— Begin —

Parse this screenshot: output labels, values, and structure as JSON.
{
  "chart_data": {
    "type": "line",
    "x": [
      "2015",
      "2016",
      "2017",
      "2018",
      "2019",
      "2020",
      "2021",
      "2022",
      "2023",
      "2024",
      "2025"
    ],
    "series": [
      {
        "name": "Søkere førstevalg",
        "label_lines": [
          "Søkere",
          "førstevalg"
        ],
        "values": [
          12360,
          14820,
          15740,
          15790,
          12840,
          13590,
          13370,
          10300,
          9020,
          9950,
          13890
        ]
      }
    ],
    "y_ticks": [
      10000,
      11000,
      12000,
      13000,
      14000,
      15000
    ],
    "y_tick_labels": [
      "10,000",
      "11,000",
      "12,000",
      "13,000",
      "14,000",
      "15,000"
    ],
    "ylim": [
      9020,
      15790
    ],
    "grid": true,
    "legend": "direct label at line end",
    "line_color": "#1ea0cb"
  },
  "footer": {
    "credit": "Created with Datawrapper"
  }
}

— End —

Stated goal: Return each line among the entries that holds the word "values".

Result:
Parse this screenshot: output labels, values, and structure as JSON.
        "values": [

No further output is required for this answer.